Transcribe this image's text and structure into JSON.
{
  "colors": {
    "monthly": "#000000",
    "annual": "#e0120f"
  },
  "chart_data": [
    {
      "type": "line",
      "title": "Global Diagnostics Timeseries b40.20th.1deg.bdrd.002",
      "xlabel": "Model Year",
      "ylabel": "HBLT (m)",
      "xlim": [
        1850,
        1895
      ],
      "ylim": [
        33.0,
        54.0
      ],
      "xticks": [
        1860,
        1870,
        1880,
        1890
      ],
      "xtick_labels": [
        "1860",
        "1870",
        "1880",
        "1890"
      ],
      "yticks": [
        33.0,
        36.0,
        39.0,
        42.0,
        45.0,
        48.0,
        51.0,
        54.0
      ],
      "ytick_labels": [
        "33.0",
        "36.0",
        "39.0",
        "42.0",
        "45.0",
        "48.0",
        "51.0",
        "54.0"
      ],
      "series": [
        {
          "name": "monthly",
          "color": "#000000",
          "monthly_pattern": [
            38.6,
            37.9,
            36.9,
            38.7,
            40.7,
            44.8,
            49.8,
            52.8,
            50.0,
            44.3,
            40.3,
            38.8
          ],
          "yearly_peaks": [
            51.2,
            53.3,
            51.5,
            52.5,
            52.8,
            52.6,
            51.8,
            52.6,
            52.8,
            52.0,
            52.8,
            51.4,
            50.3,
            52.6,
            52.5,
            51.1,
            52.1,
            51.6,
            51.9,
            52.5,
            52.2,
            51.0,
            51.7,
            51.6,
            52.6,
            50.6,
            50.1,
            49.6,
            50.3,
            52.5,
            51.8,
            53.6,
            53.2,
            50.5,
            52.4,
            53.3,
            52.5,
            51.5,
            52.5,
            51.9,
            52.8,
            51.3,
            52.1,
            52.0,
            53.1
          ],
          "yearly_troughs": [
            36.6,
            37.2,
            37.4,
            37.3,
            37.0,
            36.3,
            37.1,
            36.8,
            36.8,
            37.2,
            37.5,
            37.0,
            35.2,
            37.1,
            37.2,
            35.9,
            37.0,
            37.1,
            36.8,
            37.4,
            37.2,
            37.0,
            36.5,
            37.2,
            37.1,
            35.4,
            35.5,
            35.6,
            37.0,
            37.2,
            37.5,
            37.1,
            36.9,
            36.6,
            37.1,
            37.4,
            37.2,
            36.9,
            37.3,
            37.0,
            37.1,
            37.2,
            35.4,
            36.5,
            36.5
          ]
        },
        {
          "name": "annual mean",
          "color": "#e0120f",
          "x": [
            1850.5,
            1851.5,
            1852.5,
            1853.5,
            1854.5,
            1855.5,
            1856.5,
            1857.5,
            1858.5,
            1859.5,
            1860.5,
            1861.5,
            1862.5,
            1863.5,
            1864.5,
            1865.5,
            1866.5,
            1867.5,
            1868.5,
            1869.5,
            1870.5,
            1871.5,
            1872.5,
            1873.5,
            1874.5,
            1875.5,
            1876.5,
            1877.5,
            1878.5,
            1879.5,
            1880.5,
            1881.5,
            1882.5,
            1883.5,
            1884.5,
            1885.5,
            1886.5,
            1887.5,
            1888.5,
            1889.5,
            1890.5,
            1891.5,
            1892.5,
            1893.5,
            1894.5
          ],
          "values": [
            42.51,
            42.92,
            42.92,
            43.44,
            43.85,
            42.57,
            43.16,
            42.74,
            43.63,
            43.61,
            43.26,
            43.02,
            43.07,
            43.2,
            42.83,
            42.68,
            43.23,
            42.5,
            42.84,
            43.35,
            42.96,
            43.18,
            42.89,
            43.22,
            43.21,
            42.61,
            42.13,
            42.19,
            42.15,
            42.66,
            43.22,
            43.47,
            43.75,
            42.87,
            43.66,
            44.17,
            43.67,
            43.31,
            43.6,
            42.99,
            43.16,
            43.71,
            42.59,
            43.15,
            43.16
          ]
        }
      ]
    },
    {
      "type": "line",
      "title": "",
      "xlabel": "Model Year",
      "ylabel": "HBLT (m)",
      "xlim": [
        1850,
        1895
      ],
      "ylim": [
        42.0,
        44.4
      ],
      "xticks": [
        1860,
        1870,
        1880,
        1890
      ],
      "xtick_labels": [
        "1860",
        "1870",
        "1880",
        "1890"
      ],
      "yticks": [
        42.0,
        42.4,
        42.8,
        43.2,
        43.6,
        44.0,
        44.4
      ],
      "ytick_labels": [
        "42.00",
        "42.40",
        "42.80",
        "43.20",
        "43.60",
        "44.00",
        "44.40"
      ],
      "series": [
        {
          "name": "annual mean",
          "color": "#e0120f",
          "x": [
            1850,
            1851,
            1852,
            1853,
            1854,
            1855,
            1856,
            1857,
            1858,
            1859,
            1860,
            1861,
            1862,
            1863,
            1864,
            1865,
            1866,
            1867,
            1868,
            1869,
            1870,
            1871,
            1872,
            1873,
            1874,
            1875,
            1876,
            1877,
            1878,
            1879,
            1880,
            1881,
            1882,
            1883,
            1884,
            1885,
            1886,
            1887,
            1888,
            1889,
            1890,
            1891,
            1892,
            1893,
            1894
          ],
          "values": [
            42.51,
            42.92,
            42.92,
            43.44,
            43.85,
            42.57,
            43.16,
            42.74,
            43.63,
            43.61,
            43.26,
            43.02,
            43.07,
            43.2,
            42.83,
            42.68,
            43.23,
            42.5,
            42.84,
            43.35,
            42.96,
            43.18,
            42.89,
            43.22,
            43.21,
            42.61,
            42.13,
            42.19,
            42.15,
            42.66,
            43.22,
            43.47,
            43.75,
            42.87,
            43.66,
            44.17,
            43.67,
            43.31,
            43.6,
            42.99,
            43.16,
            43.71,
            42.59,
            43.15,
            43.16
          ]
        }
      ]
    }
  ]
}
== == ==
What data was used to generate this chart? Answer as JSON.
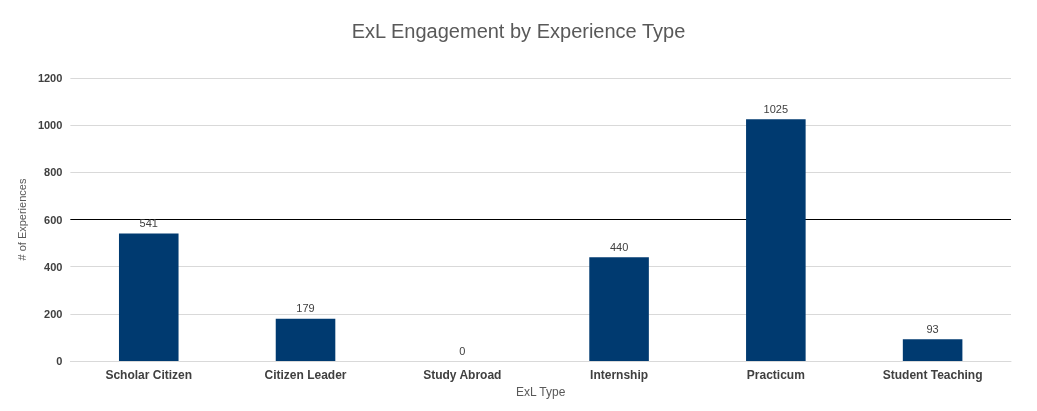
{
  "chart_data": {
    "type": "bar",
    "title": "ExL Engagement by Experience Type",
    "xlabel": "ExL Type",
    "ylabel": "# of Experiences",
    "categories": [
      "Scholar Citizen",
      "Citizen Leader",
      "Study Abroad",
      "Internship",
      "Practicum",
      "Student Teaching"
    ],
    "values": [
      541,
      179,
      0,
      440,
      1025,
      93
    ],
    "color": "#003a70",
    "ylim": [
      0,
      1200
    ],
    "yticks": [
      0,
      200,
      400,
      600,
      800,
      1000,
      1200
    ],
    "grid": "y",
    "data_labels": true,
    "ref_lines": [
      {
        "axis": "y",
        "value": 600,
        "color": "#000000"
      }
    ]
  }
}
== == ==
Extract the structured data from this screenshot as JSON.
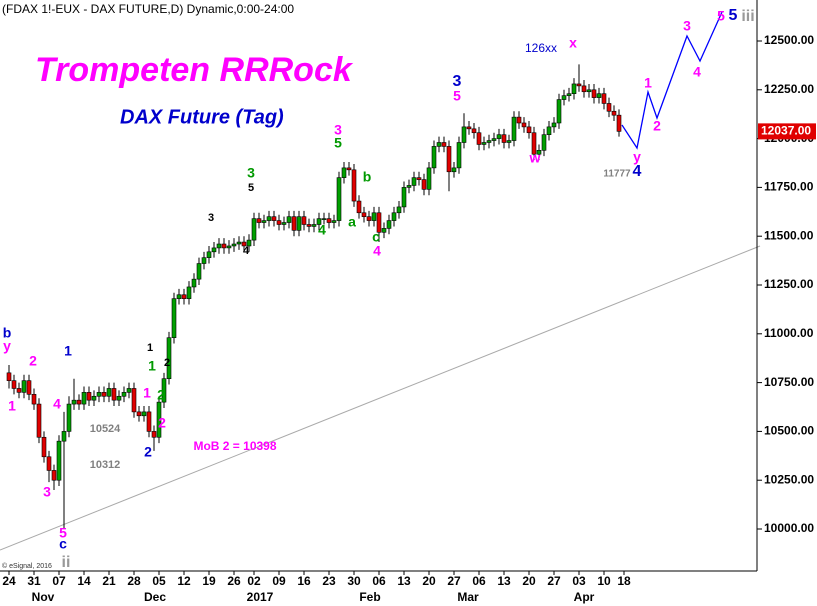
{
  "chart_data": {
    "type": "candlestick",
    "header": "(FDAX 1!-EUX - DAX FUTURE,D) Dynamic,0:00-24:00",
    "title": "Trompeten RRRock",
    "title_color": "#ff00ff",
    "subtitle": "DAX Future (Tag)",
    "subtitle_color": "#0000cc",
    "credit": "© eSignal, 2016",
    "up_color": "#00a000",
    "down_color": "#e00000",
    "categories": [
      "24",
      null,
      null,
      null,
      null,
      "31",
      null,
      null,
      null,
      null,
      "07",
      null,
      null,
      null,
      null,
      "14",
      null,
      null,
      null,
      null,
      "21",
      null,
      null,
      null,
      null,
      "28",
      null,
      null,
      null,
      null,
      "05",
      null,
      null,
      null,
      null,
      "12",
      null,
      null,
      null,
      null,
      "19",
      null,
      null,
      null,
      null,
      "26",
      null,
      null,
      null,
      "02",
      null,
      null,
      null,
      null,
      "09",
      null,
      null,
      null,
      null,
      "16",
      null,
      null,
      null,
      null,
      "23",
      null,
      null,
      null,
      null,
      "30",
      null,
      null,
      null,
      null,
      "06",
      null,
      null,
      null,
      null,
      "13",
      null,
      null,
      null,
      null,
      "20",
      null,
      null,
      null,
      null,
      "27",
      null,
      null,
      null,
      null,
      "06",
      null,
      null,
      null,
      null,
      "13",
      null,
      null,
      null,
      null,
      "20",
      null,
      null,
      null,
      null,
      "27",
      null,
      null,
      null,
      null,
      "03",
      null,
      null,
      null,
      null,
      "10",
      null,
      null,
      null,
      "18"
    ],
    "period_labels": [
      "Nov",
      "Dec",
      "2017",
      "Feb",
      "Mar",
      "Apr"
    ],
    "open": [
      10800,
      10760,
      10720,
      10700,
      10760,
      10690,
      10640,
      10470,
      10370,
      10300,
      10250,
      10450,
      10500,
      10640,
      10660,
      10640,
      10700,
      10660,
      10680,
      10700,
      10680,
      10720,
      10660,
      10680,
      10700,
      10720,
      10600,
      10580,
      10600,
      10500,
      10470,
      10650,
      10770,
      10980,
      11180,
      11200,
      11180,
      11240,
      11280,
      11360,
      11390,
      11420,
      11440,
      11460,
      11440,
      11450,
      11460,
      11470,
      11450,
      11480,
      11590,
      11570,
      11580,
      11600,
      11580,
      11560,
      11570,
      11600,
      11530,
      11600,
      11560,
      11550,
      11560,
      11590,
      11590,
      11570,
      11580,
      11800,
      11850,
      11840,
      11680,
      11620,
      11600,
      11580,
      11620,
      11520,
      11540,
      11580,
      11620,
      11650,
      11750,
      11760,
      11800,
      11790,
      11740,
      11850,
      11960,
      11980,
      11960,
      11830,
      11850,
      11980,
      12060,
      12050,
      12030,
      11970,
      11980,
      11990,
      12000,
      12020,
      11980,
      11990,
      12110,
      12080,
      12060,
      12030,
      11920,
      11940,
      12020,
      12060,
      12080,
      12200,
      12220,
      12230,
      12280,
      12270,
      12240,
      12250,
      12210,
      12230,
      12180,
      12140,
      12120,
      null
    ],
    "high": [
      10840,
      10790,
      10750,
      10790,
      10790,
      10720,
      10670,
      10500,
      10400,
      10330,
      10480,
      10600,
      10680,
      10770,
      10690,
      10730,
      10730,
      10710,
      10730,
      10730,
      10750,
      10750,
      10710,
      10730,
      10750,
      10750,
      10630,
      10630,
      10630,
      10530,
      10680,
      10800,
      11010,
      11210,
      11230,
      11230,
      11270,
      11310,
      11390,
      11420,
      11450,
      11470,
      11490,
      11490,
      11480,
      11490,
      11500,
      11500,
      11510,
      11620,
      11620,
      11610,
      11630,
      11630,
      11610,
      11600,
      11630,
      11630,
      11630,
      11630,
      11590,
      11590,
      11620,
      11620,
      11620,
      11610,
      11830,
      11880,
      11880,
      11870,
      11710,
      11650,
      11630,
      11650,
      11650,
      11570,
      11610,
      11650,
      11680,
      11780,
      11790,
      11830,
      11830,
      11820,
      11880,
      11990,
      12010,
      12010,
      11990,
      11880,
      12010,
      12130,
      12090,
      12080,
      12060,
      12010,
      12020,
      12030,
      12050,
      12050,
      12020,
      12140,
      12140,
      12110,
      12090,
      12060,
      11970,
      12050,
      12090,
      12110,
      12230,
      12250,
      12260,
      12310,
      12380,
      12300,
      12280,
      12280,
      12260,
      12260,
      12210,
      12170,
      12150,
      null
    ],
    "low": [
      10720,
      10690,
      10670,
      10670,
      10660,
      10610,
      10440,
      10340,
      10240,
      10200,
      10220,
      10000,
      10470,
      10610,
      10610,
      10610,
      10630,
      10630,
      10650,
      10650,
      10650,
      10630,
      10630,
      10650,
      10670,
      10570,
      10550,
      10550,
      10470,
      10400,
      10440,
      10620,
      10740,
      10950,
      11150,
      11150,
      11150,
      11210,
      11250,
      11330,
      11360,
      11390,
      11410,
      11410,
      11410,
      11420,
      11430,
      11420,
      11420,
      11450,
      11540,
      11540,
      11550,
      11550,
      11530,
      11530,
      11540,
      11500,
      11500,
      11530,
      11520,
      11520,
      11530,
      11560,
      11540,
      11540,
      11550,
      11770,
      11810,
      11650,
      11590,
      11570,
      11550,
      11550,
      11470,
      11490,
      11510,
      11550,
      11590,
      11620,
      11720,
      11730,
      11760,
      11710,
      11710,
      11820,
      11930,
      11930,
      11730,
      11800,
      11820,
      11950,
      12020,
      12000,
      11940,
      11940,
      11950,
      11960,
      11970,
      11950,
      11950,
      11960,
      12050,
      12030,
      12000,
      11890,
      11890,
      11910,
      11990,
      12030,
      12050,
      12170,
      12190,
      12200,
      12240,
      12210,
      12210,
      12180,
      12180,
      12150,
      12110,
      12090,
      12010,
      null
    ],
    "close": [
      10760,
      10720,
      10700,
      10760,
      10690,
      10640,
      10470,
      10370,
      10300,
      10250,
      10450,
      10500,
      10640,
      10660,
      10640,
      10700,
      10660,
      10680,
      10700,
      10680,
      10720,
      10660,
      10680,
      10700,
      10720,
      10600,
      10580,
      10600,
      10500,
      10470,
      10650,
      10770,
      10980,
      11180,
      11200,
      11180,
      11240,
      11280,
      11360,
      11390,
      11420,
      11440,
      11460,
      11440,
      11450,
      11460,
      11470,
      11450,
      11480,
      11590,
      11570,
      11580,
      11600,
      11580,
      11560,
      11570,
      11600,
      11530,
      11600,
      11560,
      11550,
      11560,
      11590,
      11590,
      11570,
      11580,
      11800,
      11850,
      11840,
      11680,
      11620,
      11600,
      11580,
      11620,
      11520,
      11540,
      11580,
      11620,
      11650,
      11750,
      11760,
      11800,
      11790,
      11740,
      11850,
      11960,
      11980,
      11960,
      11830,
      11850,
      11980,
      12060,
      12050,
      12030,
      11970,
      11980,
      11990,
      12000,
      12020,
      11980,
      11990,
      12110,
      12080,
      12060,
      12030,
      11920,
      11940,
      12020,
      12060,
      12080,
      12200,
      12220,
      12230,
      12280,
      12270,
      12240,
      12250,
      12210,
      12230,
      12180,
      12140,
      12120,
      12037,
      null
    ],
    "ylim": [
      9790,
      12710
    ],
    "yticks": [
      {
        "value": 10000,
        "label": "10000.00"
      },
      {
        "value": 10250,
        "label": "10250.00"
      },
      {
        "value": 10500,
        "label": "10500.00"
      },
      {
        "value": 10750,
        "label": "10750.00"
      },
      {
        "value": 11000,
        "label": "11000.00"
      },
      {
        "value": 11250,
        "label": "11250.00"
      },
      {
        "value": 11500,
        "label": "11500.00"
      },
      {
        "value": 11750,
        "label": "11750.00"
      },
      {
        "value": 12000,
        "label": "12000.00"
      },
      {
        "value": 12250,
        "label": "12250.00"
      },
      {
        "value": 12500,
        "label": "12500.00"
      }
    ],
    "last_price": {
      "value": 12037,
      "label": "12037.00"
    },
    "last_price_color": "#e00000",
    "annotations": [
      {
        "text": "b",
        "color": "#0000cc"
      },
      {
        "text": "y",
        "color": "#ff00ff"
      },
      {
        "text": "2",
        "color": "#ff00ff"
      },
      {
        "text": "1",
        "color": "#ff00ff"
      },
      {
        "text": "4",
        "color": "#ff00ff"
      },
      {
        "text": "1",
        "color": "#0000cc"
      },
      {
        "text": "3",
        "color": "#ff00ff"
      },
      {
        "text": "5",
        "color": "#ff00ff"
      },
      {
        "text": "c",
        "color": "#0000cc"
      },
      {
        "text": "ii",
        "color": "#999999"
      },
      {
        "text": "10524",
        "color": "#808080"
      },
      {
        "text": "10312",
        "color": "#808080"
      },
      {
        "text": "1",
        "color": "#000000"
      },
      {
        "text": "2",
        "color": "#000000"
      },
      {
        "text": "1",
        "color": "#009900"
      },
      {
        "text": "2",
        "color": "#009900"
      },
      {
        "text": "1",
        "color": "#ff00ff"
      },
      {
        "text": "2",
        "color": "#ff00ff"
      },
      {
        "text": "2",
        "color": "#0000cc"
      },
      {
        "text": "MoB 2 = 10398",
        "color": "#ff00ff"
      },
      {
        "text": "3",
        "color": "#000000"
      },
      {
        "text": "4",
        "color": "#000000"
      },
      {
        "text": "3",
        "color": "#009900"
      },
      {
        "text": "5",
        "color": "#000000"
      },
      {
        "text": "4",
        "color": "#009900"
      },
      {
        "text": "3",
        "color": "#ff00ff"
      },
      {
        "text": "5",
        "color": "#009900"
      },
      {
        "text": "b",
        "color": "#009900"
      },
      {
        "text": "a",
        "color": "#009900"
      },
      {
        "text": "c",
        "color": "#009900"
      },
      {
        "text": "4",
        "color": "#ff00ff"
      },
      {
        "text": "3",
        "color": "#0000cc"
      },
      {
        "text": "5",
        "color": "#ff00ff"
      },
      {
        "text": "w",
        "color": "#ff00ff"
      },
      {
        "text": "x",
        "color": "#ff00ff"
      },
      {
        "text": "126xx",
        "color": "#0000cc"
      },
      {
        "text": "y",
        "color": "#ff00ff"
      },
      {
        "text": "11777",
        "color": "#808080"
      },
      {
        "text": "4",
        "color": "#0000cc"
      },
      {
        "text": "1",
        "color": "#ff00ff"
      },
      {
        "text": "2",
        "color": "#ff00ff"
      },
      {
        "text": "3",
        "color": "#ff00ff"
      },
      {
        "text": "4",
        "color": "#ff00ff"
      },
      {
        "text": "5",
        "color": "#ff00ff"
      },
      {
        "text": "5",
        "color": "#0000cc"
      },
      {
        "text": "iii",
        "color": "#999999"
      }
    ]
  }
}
== == ==
_WHAT IS EXPECTED_
Report only the number of lines in the data above that contain "JSON".

_EXPECTED OUTPUT_
3